> _What the exercise asks_:
Extract and list every line that contains the word "help".

◇ ◇ ◇ ◇ ◇ ◇ ◇

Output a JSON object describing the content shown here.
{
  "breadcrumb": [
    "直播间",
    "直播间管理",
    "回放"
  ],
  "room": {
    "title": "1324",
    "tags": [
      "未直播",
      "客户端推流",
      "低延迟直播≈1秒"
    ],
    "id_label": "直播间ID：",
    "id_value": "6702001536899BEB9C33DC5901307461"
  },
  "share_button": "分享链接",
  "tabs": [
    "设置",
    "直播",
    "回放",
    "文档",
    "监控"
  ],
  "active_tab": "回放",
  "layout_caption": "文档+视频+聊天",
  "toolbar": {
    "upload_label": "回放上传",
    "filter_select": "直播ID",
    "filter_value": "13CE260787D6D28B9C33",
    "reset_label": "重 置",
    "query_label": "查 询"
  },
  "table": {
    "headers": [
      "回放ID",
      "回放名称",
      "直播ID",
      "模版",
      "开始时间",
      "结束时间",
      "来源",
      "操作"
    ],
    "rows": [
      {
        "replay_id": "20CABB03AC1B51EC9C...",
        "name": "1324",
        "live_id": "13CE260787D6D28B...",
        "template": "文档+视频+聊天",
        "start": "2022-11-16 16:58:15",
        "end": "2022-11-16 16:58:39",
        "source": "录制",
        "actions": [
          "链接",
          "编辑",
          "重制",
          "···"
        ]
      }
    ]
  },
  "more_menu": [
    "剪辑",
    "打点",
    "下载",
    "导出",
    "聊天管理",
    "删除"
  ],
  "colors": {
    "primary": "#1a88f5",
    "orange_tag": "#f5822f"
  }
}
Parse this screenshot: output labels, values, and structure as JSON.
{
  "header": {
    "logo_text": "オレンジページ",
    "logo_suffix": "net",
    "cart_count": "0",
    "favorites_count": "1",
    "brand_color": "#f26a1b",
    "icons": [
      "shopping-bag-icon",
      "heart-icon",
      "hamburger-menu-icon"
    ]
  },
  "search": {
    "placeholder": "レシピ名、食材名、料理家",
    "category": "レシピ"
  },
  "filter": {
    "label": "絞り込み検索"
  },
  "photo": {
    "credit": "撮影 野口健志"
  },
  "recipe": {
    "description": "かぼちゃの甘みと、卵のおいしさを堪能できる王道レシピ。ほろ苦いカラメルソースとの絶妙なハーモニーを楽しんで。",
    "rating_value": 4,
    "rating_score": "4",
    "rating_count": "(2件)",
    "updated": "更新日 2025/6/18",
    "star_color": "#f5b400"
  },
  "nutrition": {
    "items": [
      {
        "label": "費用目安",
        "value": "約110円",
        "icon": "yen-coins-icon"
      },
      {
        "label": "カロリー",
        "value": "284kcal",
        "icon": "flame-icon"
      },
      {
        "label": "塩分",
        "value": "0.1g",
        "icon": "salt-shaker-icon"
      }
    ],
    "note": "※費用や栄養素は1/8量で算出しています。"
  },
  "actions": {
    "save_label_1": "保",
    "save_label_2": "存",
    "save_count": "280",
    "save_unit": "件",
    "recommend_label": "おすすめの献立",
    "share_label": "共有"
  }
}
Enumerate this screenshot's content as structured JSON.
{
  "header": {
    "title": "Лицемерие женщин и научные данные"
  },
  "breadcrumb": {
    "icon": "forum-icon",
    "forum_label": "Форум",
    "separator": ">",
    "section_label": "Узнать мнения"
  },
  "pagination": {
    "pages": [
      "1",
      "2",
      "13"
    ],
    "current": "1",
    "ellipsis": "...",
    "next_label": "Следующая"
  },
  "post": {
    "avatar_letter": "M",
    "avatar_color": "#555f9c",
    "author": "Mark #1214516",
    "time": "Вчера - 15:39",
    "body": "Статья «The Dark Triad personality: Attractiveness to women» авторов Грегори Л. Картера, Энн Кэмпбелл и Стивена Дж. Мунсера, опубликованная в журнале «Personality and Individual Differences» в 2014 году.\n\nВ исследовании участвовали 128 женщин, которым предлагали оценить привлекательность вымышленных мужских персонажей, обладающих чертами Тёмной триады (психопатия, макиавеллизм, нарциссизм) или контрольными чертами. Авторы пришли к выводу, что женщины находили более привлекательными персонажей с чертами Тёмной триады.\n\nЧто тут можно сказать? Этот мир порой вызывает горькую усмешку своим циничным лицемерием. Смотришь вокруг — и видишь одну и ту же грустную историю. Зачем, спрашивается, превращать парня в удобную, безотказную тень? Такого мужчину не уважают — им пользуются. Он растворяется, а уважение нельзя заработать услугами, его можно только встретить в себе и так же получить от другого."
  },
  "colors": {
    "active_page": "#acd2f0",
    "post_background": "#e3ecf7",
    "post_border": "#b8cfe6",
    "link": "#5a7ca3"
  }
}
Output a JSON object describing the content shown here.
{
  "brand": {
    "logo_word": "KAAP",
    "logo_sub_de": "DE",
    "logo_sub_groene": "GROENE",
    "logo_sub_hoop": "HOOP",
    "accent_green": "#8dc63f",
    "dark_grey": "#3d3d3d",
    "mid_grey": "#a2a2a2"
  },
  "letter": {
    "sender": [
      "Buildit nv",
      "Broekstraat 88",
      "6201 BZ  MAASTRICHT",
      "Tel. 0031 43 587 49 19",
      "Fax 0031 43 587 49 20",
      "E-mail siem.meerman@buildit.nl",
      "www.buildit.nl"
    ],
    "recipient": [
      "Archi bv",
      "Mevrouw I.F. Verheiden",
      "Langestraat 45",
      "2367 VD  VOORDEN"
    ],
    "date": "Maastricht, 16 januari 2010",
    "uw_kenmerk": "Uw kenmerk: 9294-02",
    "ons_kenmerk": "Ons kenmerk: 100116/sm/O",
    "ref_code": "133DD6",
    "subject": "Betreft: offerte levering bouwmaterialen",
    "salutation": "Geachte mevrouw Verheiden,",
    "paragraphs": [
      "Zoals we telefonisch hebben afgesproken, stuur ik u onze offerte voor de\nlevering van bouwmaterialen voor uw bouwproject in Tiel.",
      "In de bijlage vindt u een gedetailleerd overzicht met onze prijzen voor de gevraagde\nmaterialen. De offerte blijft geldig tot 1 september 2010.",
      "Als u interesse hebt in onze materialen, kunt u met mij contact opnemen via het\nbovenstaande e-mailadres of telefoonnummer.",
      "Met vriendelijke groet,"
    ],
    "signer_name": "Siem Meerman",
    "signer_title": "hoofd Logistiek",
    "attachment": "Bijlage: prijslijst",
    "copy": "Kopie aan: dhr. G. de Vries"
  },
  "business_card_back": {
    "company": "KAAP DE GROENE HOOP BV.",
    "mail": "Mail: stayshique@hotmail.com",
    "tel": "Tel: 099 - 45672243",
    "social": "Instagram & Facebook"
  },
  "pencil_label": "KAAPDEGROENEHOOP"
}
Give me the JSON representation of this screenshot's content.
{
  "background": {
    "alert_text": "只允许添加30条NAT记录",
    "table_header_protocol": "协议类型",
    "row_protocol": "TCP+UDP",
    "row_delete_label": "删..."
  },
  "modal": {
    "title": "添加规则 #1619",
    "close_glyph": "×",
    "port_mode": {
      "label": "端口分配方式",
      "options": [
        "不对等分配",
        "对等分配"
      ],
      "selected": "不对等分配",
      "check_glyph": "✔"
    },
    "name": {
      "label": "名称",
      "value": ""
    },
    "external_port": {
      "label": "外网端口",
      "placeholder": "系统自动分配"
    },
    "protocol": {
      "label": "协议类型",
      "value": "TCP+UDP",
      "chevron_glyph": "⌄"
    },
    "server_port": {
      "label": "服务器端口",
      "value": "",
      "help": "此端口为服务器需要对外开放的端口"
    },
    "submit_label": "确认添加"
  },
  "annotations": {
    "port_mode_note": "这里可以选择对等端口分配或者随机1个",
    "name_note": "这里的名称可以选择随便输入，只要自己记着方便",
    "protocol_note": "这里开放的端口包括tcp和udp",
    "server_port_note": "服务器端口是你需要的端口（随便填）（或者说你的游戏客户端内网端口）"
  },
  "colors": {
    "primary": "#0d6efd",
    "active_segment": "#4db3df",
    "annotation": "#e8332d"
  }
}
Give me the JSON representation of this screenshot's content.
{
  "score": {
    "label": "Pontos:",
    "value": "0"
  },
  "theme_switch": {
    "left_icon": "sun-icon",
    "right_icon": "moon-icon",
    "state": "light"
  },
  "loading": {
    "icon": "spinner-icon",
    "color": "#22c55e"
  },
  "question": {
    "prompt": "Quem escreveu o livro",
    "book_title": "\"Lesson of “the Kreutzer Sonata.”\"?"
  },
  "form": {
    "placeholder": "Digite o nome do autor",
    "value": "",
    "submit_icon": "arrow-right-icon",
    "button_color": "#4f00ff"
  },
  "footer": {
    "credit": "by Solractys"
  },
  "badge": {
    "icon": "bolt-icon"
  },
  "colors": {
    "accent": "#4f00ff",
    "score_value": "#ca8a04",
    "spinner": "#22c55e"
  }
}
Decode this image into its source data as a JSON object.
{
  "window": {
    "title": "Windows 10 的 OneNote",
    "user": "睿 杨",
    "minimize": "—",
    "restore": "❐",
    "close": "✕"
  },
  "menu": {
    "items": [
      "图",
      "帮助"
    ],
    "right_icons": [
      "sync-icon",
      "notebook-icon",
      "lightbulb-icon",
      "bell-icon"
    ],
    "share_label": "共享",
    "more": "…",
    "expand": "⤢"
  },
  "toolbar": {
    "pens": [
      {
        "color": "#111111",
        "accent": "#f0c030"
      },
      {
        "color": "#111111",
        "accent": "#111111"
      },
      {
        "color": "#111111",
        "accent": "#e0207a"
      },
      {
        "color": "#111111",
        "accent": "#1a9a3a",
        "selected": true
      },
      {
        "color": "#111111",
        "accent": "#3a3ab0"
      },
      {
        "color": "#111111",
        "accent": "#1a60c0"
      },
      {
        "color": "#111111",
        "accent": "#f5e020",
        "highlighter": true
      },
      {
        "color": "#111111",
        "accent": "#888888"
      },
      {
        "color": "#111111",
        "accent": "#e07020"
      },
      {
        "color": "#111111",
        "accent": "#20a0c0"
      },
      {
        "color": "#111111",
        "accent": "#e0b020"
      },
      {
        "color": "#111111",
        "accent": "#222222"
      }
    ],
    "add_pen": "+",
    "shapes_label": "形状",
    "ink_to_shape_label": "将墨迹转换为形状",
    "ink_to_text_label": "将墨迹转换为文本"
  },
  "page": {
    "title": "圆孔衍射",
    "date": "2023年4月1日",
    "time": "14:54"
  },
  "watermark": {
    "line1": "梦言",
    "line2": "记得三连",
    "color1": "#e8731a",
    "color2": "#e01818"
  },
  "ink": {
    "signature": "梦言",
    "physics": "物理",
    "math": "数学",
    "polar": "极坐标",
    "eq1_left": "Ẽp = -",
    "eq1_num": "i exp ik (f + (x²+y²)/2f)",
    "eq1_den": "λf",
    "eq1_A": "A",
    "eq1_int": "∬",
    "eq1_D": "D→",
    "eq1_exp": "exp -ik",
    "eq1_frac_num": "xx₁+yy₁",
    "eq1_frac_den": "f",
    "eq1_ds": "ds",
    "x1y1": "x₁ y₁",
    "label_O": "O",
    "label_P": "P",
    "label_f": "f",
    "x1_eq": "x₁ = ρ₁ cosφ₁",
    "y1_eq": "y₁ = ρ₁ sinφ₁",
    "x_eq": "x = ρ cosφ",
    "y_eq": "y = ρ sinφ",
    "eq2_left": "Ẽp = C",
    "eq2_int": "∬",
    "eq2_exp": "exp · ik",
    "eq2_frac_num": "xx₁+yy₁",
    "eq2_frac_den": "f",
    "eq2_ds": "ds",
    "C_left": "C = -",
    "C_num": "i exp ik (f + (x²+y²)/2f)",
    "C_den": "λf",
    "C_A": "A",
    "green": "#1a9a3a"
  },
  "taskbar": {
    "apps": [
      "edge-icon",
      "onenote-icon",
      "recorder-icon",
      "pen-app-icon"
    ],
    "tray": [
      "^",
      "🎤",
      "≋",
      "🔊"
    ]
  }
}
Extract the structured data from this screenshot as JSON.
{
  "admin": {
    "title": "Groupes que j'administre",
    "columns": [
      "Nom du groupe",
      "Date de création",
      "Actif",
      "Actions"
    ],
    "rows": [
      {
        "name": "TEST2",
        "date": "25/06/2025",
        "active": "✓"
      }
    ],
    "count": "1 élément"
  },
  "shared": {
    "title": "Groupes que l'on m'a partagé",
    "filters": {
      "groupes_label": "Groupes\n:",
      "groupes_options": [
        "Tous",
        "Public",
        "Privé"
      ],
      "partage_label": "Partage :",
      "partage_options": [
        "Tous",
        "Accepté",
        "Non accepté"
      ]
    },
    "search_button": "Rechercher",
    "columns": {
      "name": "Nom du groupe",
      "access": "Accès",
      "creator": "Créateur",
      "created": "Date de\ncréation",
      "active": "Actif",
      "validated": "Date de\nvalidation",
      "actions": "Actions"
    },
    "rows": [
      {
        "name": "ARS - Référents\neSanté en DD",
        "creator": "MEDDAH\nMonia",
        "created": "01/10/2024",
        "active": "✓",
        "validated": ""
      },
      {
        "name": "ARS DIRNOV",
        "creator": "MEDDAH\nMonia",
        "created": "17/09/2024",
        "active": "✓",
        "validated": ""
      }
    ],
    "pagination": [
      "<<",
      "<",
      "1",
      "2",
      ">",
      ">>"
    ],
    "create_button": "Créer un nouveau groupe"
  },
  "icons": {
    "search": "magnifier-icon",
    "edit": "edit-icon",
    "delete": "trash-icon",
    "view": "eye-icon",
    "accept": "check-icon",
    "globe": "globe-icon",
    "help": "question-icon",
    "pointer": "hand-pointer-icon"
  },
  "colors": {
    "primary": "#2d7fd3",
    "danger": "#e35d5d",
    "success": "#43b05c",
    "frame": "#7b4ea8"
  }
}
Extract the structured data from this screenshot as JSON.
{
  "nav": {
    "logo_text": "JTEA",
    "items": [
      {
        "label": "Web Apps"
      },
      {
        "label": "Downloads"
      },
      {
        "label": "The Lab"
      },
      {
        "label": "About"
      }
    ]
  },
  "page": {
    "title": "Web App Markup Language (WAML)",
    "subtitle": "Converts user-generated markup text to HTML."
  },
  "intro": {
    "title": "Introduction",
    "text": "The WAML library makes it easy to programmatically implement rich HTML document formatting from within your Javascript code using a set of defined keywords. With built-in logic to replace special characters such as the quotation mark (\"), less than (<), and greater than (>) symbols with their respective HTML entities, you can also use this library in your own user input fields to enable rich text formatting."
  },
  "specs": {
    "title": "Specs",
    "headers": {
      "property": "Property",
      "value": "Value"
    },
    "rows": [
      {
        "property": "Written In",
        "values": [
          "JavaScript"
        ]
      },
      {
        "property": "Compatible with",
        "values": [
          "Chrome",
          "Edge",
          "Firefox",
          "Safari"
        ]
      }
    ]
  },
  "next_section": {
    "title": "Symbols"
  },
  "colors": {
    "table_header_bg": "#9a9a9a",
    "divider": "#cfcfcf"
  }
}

◇ ◇ ◇ ◇ ◇ ◇ ◇

> _Task result_:
      "help": "此端口为服务器需要对外开放的端口"
    "help": "question-icon",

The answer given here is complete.